Task to carry out: Pictures in the records should not be copied, but every other part must be repeated exactly.

= = = =

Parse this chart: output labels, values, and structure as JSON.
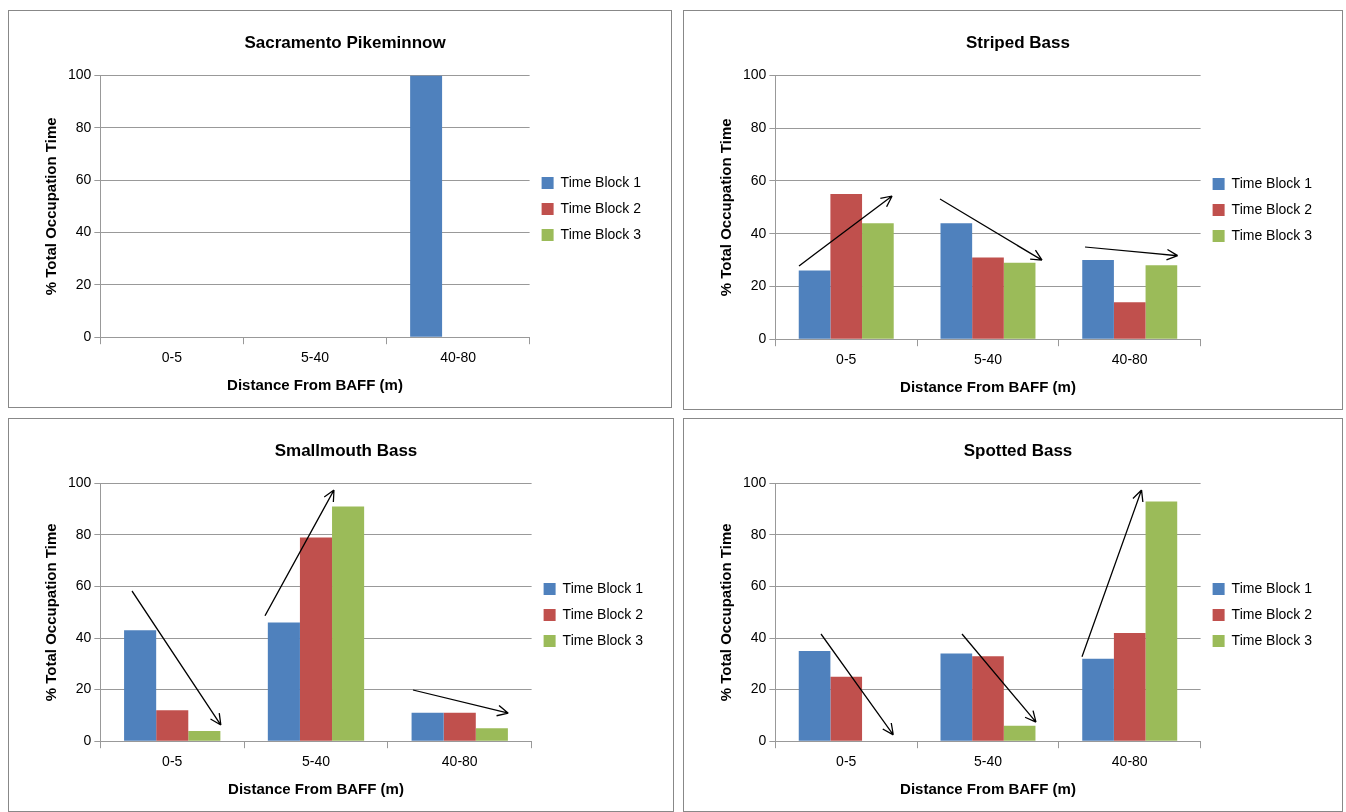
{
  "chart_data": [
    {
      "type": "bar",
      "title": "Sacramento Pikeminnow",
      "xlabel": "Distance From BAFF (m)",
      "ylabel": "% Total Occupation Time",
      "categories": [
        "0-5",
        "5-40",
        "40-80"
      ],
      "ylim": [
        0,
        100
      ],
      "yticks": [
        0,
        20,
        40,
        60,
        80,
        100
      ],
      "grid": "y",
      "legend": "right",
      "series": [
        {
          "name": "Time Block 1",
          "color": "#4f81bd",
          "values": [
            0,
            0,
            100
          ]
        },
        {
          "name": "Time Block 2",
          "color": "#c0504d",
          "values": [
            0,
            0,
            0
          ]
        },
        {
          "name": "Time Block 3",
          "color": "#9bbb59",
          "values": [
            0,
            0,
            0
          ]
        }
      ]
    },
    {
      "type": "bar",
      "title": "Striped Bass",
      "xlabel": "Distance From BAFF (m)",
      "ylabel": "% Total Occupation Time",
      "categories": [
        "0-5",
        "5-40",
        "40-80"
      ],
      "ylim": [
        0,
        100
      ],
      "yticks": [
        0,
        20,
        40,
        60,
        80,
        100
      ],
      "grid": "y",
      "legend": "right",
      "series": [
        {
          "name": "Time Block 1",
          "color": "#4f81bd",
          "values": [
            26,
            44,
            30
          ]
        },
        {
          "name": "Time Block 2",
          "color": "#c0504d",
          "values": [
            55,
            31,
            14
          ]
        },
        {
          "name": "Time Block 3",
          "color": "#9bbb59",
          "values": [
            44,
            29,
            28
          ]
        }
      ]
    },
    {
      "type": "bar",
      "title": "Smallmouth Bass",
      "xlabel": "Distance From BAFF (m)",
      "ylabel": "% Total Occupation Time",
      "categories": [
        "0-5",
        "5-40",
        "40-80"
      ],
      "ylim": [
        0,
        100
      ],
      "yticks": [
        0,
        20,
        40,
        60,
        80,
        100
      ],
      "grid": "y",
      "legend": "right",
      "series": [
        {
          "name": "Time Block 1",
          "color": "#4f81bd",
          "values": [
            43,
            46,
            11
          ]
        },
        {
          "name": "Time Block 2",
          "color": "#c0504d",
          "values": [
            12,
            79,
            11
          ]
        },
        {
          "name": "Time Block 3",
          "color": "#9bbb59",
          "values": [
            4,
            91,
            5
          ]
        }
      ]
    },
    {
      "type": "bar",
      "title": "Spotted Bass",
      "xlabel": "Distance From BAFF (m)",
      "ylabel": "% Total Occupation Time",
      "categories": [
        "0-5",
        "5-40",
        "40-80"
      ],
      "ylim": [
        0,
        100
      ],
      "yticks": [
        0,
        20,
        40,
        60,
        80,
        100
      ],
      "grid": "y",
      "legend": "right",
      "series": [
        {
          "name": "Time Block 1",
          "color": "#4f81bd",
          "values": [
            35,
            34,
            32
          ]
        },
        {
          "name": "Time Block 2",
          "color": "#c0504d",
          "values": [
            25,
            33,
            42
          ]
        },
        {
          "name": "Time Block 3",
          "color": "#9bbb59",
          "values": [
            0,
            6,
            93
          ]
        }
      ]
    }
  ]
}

= = = =

Output for this exercise:
Parse this chart: output labels, values, and structure as JSON.
{
  "chart_data": [
    {
      "type": "bar",
      "title": "Sacramento Pikeminnow",
      "xlabel": "Distance From BAFF (m)",
      "ylabel": "% Total Occupation Time",
      "categories": [
        "0-5",
        "5-40",
        "40-80"
      ],
      "ylim": [
        0,
        100
      ],
      "yticks": [
        0,
        20,
        40,
        60,
        80,
        100
      ],
      "grid": "y",
      "legend": "right",
      "series": [
        {
          "name": "Time Block 1",
          "color": "#4f81bd",
          "values": [
            0,
            0,
            100
          ]
        },
        {
          "name": "Time Block 2",
          "color": "#c0504d",
          "values": [
            0,
            0,
            0
          ]
        },
        {
          "name": "Time Block 3",
          "color": "#9bbb59",
          "values": [
            0,
            0,
            0
          ]
        }
      ]
    },
    {
      "type": "bar",
      "title": "Striped Bass",
      "xlabel": "Distance From BAFF (m)",
      "ylabel": "% Total Occupation Time",
      "categories": [
        "0-5",
        "5-40",
        "40-80"
      ],
      "ylim": [
        0,
        100
      ],
      "yticks": [
        0,
        20,
        40,
        60,
        80,
        100
      ],
      "grid": "y",
      "legend": "right",
      "series": [
        {
          "name": "Time Block 1",
          "color": "#4f81bd",
          "values": [
            26,
            44,
            30
          ]
        },
        {
          "name": "Time Block 2",
          "color": "#c0504d",
          "values": [
            55,
            31,
            14
          ]
        },
        {
          "name": "Time Block 3",
          "color": "#9bbb59",
          "values": [
            44,
            29,
            28
          ]
        }
      ]
    },
    {
      "type": "bar",
      "title": "Smallmouth Bass",
      "xlabel": "Distance From BAFF (m)",
      "ylabel": "% Total Occupation Time",
      "categories": [
        "0-5",
        "5-40",
        "40-80"
      ],
      "ylim": [
        0,
        100
      ],
      "yticks": [
        0,
        20,
        40,
        60,
        80,
        100
      ],
      "grid": "y",
      "legend": "right",
      "series": [
        {
          "name": "Time Block 1",
          "color": "#4f81bd",
          "values": [
            43,
            46,
            11
          ]
        },
        {
          "name": "Time Block 2",
          "color": "#c0504d",
          "values": [
            12,
            79,
            11
          ]
        },
        {
          "name": "Time Block 3",
          "color": "#9bbb59",
          "values": [
            4,
            91,
            5
          ]
        }
      ]
    },
    {
      "type": "bar",
      "title": "Spotted Bass",
      "xlabel": "Distance From BAFF (m)",
      "ylabel": "% Total Occupation Time",
      "categories": [
        "0-5",
        "5-40",
        "40-80"
      ],
      "ylim": [
        0,
        100
      ],
      "yticks": [
        0,
        20,
        40,
        60,
        80,
        100
      ],
      "grid": "y",
      "legend": "right",
      "series": [
        {
          "name": "Time Block 1",
          "color": "#4f81bd",
          "values": [
            35,
            34,
            32
          ]
        },
        {
          "name": "Time Block 2",
          "color": "#c0504d",
          "values": [
            25,
            33,
            42
          ]
        },
        {
          "name": "Time Block 3",
          "color": "#9bbb59",
          "values": [
            0,
            6,
            93
          ]
        }
      ]
    }
  ]
}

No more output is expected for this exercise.